━━ Excerpt
From: Tejun Heo <tj@kernel.org>
To: void@manifault.com, arighi@nvidia.com, changwoo@igalia.com
Cc: sched-ext@lists.linux.dev, emil@etsalapatis.com,
linux-kernel@vger.kernel.org, Tejun Heo <tj@kernel.org>
Subject: [PATCHSET sched_ext/for-7.2] sched_ext: Topological CPU IDs and cid-form struct_ops
Date: Mon, 20 Apr 2026 21:19:29 -1000 [thread overview]
Message-ID: <20260421071945.3110084-1-tj@kernel.org> (raw)
Hello,
This patchset introduces topological CPU IDs (cids) - dense,
topology-ordered cpu identifiers - and an alternative cid-form struct_ops
type that lets BPF schedulers operate in cid space directly.
Key pieces:
- cid space: scx_cid_init() walks nodes * LLCs * cores * threads and packs
a dense cid mapping. The mapping can be overridden via
scx_bpf_cid_override(). See "Topological CPU IDs" in ext_cid.h for the
model.
━━━━
- _Short problem 1_
Copy out the rows verbatim, from the first row through the line that contains "label-value: 13 [229,167,241,176]", with both of those lines included.
━━ Data for this task
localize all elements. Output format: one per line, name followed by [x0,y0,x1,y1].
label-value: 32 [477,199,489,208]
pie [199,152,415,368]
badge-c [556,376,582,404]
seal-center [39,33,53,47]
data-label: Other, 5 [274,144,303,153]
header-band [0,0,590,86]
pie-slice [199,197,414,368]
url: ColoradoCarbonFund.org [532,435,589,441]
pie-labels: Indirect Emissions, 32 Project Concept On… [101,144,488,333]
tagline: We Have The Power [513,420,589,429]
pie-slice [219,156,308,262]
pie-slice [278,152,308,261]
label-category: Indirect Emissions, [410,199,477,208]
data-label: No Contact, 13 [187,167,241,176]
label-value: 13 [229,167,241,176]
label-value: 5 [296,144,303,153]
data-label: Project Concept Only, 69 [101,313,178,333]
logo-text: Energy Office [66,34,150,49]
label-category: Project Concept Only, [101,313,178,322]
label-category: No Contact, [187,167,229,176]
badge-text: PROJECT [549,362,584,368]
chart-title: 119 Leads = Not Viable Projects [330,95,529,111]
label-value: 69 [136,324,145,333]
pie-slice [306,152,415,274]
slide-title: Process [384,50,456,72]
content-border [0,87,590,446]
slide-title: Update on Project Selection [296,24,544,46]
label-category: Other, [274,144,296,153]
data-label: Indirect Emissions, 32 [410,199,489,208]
━━━━
- _Short problem 2_
Please condense the paragraph of the patchset email that begins "This patchset introduces" into a shorter version that keeps its main facts.

- _Exercise answer 1_
localize all elements. Output format: one per line, name followed by [x0,y0,x1,y1].
label-value: 32 [477,199,489,208]
pie [199,152,415,368]
badge-c [556,376,582,404]
seal-center [39,33,53,47]
data-label: Other, 5 [274,144,303,153]
header-band [0,0,590,86]
pie-slice [199,197,414,368]
url: ColoradoCarbonFund.org [532,435,589,441]
pie-labels: Indirect Emissions, 32 Project Concept On… [101,144,488,333]
tagline: We Have The Power [513,420,589,429]
pie-slice [219,156,308,262]
pie-slice [278,152,308,261]
label-category: Indirect Emissions, [410,199,477,208]
data-label: No Contact, 13 [187,167,241,176]
label-value: 13 [229,167,241,176]

- _Exercise answer 2_
The patchset adds topological CPU IDs (cids), which are dense, topology-ordered CPU identifiers. It also adds an alternative cid-form struct_ops type so BPF schedulers can work directly in cid space.